§ Set problem: Find the word "Amazon" in the records below. List each line containing it.

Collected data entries
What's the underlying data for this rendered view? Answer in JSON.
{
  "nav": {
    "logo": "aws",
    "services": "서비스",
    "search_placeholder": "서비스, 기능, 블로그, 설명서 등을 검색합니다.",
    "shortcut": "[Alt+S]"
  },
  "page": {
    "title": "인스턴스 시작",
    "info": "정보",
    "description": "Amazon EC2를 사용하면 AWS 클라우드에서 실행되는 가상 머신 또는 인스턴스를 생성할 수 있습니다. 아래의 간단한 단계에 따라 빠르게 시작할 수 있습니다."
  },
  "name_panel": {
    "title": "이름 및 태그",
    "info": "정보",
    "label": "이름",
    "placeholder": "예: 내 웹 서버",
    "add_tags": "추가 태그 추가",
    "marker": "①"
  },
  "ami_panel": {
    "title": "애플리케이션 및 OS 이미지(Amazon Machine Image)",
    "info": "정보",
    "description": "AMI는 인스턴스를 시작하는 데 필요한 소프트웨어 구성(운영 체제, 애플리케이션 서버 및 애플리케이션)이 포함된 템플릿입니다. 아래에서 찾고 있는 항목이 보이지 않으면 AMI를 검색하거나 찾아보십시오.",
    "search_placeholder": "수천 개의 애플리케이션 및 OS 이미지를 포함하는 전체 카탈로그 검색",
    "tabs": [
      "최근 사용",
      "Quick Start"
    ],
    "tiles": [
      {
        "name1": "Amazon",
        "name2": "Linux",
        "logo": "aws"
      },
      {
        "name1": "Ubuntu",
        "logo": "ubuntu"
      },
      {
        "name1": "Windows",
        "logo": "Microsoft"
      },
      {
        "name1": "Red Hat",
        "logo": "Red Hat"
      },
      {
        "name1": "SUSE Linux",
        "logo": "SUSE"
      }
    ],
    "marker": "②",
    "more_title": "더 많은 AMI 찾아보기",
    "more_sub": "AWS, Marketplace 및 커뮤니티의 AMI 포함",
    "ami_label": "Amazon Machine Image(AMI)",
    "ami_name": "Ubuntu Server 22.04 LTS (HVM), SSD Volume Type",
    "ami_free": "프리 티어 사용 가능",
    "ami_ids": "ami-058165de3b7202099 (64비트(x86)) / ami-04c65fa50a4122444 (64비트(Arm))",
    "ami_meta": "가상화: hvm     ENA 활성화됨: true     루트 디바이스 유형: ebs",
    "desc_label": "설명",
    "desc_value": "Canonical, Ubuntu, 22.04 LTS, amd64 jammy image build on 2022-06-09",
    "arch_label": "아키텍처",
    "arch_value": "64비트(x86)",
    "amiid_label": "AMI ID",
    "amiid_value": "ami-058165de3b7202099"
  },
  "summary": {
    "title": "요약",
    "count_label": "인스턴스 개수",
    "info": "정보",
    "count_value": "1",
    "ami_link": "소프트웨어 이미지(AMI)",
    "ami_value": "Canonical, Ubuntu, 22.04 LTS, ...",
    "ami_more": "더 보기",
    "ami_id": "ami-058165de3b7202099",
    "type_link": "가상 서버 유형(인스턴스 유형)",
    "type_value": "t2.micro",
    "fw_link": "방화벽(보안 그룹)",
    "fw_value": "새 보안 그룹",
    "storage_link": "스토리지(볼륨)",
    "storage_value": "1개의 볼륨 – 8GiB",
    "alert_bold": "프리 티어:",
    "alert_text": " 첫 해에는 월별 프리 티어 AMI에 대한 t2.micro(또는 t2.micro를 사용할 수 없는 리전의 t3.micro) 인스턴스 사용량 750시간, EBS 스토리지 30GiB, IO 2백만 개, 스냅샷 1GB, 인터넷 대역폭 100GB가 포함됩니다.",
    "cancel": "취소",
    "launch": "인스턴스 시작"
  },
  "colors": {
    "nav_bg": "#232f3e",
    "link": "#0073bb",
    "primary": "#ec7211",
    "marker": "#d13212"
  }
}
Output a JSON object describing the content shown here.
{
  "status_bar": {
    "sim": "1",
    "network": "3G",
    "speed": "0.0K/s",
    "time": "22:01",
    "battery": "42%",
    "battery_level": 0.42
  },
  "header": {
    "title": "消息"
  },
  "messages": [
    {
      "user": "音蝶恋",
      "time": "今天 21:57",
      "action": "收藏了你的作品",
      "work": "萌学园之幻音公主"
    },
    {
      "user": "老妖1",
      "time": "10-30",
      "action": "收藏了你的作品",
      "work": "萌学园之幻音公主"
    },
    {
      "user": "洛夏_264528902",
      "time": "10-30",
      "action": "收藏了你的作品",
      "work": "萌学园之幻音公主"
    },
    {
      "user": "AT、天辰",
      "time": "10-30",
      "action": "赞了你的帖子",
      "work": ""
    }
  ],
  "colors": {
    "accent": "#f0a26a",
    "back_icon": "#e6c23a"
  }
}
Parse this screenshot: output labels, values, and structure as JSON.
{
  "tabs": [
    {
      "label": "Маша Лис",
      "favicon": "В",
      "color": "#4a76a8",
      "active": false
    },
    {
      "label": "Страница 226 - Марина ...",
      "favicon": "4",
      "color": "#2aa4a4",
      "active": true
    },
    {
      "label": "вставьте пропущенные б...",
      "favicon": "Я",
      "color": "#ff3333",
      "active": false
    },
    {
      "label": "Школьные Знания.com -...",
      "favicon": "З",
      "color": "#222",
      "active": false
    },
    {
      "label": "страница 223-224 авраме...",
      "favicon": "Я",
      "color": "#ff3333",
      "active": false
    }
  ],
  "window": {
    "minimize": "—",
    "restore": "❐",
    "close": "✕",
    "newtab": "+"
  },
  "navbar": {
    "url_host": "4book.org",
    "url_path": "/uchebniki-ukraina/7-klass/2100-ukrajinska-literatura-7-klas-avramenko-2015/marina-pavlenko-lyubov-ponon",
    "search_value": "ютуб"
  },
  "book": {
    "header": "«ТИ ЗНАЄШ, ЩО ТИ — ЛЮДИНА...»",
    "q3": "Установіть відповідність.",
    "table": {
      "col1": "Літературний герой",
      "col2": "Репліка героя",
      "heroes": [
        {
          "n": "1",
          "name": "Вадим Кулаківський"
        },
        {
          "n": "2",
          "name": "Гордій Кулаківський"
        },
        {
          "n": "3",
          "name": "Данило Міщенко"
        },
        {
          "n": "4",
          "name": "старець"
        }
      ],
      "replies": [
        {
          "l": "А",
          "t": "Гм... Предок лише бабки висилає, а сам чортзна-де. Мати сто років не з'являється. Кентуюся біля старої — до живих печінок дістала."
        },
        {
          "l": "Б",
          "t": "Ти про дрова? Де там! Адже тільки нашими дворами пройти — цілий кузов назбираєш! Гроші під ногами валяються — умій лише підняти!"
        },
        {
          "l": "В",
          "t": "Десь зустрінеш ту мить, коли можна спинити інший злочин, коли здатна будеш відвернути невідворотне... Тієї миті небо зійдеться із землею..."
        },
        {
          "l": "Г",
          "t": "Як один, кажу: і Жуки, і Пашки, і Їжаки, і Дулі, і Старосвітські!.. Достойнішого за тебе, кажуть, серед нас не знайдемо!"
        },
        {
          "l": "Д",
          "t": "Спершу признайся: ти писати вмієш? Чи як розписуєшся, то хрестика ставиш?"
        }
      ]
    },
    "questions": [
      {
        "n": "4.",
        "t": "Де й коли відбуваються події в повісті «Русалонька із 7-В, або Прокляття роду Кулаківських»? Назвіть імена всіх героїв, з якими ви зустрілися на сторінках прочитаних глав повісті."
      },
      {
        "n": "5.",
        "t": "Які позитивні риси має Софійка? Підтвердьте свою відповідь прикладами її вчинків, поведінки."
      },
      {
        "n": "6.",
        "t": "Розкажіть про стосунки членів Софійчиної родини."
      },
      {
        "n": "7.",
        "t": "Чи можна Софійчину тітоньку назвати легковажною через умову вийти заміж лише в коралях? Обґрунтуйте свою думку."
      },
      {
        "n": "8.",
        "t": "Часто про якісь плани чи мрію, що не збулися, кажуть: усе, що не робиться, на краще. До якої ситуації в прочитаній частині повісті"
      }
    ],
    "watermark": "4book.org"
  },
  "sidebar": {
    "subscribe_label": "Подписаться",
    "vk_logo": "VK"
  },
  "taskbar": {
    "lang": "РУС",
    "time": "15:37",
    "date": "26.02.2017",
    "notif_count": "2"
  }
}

§ Result for this task:
    "description": "Amazon EC2를 사용하면 AWS 클라우드에서 실행되는 가상 머신 또는 인스턴스를 생성할 수 있습니다. 아래의 간단한 단계에 따라 빠르게 시작할 수 있습니다."
    "title": "애플리케이션 및 OS 이미지(Amazon Machine Image)",
        "name1": "Amazon",
    "ami_label": "Amazon Machine Image(AMI)",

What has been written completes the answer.